**TASK**
Can you rewrite the material below so that every "Additional Header" becomes "Custom Header", with nothing else changed?

[Records from a data source]
—————
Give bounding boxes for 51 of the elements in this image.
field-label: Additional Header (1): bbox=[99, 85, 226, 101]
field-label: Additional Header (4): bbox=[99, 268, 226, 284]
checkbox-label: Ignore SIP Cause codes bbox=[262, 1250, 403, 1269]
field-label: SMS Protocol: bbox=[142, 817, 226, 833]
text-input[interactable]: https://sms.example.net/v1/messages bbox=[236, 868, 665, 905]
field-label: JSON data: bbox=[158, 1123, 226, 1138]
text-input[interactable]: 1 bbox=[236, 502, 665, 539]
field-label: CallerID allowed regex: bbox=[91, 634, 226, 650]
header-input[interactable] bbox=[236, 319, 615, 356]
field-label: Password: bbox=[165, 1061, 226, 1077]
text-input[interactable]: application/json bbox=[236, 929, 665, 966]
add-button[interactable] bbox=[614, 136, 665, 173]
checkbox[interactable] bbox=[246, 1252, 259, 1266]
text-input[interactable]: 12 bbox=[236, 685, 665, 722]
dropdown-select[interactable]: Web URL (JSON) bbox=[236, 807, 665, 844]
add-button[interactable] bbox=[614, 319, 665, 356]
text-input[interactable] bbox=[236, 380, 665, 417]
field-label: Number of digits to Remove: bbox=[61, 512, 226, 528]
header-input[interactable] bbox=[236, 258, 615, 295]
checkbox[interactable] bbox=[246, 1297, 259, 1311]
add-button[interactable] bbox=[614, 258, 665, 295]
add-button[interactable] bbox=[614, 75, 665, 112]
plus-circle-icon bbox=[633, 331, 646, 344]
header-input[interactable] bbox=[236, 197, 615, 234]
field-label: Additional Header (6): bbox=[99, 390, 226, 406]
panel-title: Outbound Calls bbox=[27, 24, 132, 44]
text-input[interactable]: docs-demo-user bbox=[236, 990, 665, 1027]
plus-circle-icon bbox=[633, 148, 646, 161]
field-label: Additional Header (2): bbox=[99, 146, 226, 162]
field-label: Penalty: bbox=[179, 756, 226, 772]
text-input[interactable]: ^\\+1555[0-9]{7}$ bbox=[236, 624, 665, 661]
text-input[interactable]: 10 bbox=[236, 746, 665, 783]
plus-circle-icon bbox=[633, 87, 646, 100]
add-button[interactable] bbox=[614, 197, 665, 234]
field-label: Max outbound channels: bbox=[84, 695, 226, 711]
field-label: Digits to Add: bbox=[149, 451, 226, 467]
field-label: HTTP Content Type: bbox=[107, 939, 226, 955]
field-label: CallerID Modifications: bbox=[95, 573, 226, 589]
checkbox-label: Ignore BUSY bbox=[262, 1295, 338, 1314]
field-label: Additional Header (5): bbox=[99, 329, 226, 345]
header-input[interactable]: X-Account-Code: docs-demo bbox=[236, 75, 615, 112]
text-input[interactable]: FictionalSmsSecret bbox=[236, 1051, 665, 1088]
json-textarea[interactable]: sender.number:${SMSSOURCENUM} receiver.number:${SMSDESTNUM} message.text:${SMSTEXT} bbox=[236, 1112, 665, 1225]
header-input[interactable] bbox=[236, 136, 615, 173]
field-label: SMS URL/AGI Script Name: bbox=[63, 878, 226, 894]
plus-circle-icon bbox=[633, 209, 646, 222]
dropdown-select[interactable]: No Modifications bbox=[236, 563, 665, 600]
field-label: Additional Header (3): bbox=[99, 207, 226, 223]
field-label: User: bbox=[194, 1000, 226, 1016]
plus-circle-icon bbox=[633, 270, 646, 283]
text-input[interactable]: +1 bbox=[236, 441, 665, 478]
—————
**EXERCISE OUTPUT**
Give bounding boxes for 51 of the elements in this image.
field-label: Custom Header (1): bbox=[99, 85, 226, 101]
field-label: Custom Header (4): bbox=[99, 268, 226, 284]
checkbox-label: Ignore SIP Cause codes bbox=[262, 1250, 403, 1269]
field-label: SMS Protocol: bbox=[142, 817, 226, 833]
text-input[interactable]: https://sms.example.net/v1/messages bbox=[236, 868, 665, 905]
field-label: JSON data: bbox=[158, 1123, 226, 1138]
text-input[interactable]: 1 bbox=[236, 502, 665, 539]
field-label: CallerID allowed regex: bbox=[91, 634, 226, 650]
header-input[interactable] bbox=[236, 319, 615, 356]
field-label: Password: bbox=[165, 1061, 226, 1077]
text-input[interactable]: application/json bbox=[236, 929, 665, 966]
add-button[interactable] bbox=[614, 136, 665, 173]
checkbox[interactable] bbox=[246, 1252, 259, 1266]
text-input[interactable]: 12 bbox=[236, 685, 665, 722]
dropdown-select[interactable]: Web URL (JSON) bbox=[236, 807, 665, 844]
add-button[interactable] bbox=[614, 319, 665, 356]
text-input[interactable] bbox=[236, 380, 665, 417]
field-label: Number of digits to Remove: bbox=[61, 512, 226, 528]
header-input[interactable] bbox=[236, 258, 615, 295]
checkbox[interactable] bbox=[246, 1297, 259, 1311]
add-button[interactable] bbox=[614, 258, 665, 295]
add-button[interactable] bbox=[614, 75, 665, 112]
plus-circle-icon bbox=[633, 331, 646, 344]
header-input[interactable] bbox=[236, 197, 615, 234]
field-label: Custom Header (6): bbox=[99, 390, 226, 406]
panel-title: Outbound Calls bbox=[27, 24, 132, 44]
text-input[interactable]: docs-demo-user bbox=[236, 990, 665, 1027]
plus-circle-icon bbox=[633, 148, 646, 161]
field-label: Custom Header (2): bbox=[99, 146, 226, 162]
field-label: Penalty: bbox=[179, 756, 226, 772]
text-input[interactable]: ^\\+1555[0-9]{7}$ bbox=[236, 624, 665, 661]
text-input[interactable]: 10 bbox=[236, 746, 665, 783]
plus-circle-icon bbox=[633, 87, 646, 100]
add-button[interactable] bbox=[614, 197, 665, 234]
field-label: Max outbound channels: bbox=[84, 695, 226, 711]
field-label: Digits to Add: bbox=[149, 451, 226, 467]
field-label: HTTP Content Type: bbox=[107, 939, 226, 955]
field-label: CallerID Modifications: bbox=[95, 573, 226, 589]
checkbox-label: Ignore BUSY bbox=[262, 1295, 338, 1314]
field-label: Custom Header (5): bbox=[99, 329, 226, 345]
header-input[interactable]: X-Account-Code: docs-demo bbox=[236, 75, 615, 112]
text-input[interactable]: FictionalSmsSecret bbox=[236, 1051, 665, 1088]
json-textarea[interactable]: sender.number:${SMSSOURCENUM} receiver.number:${SMSDESTNUM} message.text:${SMSTEXT} bbox=[236, 1112, 665, 1225]
header-input[interactable] bbox=[236, 136, 615, 173]
field-label: SMS URL/AGI Script Name: bbox=[63, 878, 226, 894]
plus-circle-icon bbox=[633, 209, 646, 222]
dropdown-select[interactable]: No Modifications bbox=[236, 563, 665, 600]
field-label: Custom Header (3): bbox=[99, 207, 226, 223]
field-label: User: bbox=[194, 1000, 226, 1016]
plus-circle-icon bbox=[633, 270, 646, 283]
text-input[interactable]: +1 bbox=[236, 441, 665, 478]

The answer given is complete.